Select, from the material below, each line with "внебюджетными" in it.

### Recorded information

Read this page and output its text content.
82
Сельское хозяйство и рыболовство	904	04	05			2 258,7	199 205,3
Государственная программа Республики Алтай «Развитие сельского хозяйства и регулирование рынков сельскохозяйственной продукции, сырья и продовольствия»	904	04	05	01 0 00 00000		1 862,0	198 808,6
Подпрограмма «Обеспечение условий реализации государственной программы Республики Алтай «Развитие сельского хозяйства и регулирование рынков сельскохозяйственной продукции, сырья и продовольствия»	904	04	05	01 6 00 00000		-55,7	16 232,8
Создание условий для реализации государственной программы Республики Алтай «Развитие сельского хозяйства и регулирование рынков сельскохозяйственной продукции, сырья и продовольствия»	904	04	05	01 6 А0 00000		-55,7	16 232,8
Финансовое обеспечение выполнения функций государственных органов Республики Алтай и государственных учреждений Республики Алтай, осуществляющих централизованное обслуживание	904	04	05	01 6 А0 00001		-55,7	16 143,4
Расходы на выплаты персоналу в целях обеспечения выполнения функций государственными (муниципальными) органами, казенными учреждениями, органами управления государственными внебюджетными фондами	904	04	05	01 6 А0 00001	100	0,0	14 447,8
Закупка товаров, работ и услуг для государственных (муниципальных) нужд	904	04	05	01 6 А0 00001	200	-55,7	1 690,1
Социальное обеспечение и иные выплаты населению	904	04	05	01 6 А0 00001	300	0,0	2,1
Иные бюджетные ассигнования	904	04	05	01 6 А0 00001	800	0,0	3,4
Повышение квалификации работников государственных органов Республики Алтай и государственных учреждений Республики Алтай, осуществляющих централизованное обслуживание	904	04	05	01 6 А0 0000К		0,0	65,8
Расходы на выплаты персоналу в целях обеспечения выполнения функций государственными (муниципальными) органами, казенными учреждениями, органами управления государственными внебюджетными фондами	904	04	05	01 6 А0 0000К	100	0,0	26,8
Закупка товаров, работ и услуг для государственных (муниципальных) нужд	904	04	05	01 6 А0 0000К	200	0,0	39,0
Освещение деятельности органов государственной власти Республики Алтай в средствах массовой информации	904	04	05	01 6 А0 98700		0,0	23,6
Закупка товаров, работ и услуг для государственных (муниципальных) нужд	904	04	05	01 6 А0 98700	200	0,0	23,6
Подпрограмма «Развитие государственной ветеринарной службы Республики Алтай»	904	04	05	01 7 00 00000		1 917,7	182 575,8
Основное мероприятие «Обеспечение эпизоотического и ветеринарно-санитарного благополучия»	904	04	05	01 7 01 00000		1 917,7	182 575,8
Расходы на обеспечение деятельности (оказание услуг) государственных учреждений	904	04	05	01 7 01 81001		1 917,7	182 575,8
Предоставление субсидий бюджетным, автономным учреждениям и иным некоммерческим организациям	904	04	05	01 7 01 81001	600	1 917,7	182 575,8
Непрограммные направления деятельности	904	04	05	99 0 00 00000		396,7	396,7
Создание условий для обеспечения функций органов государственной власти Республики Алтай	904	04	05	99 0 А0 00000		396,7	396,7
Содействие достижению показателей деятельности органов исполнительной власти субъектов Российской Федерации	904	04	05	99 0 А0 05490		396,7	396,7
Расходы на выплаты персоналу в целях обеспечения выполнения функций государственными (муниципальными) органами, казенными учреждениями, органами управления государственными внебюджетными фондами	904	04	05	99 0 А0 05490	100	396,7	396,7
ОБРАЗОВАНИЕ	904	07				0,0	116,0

######

— Task response —
Расходы на выплаты персоналу в целях обеспечения выполнения функций государственными (муниципальными) органами, казенными учреждениями, органами управления государственными внебюджетными фондами	904	04	05	01 6 А0 00001	100	0,0	14 447,8
Расходы на выплаты персоналу в целях обеспечения выполнения функций государственными (муниципальными) органами, казенными учреждениями, органами управления государственными внебюджетными фондами	904	04	05	01 6 А0 0000К	100	0,0	26,8
Расходы на выплаты персоналу в целях обеспечения выполнения функций государственными (муниципальными) органами, казенными учреждениями, органами управления государственными внебюджетными фондами	904	04	05	99 0 А0 05490	100	396,7	396,7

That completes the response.